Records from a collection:

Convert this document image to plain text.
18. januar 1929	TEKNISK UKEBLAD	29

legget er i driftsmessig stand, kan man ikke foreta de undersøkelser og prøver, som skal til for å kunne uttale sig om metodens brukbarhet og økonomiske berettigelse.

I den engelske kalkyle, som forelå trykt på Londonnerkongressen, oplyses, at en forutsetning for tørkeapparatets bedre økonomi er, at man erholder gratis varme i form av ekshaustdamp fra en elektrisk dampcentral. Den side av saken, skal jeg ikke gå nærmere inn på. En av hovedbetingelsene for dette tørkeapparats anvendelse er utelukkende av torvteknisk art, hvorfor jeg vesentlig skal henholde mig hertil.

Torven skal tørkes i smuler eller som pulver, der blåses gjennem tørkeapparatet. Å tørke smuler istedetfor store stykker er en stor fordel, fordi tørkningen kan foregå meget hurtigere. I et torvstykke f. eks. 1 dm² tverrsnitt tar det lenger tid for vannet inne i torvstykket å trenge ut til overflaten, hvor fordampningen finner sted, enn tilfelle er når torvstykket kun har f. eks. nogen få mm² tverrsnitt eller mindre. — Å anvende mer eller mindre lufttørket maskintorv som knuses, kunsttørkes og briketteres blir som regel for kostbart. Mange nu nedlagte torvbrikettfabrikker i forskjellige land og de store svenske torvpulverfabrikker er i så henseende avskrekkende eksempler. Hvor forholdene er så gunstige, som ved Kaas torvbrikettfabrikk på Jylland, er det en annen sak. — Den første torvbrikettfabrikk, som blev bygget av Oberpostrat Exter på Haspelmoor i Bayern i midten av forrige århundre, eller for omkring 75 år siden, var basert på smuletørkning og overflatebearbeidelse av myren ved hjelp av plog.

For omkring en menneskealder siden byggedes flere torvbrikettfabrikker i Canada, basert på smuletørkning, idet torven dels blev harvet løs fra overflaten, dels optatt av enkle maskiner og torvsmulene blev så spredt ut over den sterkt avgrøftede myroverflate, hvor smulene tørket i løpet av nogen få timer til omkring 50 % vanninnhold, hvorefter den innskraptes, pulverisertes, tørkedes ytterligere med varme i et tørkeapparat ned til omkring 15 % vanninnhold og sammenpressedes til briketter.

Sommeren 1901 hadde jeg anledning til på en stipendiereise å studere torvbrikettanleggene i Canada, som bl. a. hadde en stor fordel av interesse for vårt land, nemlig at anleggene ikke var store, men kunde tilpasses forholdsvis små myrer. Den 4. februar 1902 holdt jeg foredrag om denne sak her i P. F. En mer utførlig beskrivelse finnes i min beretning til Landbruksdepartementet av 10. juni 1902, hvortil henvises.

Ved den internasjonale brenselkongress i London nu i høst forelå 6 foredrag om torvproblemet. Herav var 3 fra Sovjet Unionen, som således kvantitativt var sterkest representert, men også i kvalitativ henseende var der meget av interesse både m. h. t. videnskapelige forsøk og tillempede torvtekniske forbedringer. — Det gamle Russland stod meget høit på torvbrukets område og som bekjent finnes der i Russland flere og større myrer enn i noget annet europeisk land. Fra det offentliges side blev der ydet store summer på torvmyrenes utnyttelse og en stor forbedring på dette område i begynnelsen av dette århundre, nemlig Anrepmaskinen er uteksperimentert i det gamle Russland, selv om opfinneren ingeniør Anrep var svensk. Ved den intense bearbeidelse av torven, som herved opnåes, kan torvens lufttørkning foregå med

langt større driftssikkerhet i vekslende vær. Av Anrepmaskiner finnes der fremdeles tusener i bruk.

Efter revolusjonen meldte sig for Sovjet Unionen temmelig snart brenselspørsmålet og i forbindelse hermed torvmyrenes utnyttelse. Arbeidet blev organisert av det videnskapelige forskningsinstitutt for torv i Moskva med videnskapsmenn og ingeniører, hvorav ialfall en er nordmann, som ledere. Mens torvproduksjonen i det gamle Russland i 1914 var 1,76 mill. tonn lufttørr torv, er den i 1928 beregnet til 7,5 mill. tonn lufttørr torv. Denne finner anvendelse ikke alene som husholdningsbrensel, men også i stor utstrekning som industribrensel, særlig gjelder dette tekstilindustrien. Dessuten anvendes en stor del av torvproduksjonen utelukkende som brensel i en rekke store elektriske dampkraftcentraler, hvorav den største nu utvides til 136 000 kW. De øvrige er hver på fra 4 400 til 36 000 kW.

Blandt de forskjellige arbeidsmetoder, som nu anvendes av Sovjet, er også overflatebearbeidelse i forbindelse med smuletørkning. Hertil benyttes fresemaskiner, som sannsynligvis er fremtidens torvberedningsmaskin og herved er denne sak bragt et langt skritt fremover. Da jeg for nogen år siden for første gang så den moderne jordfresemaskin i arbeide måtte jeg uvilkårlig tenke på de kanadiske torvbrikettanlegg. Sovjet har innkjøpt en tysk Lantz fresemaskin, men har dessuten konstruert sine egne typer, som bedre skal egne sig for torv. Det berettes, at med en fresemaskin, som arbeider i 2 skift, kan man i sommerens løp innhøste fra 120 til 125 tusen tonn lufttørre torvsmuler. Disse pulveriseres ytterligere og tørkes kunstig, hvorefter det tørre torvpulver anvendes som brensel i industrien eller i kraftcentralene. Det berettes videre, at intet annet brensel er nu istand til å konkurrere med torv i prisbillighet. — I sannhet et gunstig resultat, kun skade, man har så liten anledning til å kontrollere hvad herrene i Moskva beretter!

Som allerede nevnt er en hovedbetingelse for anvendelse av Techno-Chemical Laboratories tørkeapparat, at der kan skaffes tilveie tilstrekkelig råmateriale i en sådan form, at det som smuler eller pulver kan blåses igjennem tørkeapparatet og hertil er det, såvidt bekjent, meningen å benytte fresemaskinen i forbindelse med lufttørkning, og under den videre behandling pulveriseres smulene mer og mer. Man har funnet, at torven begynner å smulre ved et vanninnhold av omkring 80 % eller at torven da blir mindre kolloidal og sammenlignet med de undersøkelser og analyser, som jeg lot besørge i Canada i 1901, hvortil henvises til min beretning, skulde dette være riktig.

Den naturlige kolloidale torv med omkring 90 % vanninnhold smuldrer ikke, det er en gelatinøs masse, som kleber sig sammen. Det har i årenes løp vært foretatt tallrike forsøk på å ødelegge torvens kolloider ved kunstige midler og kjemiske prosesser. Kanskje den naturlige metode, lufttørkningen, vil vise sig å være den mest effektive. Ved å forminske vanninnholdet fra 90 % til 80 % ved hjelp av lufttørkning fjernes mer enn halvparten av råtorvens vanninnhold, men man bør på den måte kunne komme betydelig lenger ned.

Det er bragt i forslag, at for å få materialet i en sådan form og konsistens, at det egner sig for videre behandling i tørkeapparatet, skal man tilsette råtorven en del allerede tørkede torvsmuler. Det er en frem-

== Challenge ==
Return all lines of the material above in which the word "flere" occurs.

== Solved problem ==
For omkring en menneskealder siden byggedes flere torvbrikettfabrikker i Canada, basert på smuletørkning, idet torven dels blev harvet løs fra overflaten, dels optatt av enkle maskiner og torvsmulene blev så spredt ut over den sterkt avgrøftede myroverflate, hvor smulene tørket i løpet av nogen få timer til omkring 50 % vanninnhold, hvorefter den innskraptes, pulverisertes, tørkedes ytterligere med varme i et tørkeapparat ned til omkring 15 % vanninnhold og sammenpressedes til briketter.
Ved den internasjonale brenselkongress i London nu i høst forelå 6 foredrag om torvproblemet. Herav var 3 fra Sovjet Unionen, som således kvantitativt var sterkest representert, men også i kvalitativ henseende var der meget av interesse både m. h. t. videnskapelige forsøk og tillempede torvtekniske forbedringer. — Det gamle Russland stod meget høit på torvbrukets område og som bekjent finnes der i Russland flere og større myrer enn i noget annet europeisk land. Fra det offentliges side blev der ydet store summer på torvmyrenes utnyttelse og en stor forbedring på dette område i begynnelsen av dette århundre, nemlig Anrepmaskinen er uteksperimentert i det gamle Russland, selv om opfinneren ingeniør Anrep var svensk. Ved den intense bearbeidelse av torven, som herved opnåes, kan torvens lufttørkning foregå med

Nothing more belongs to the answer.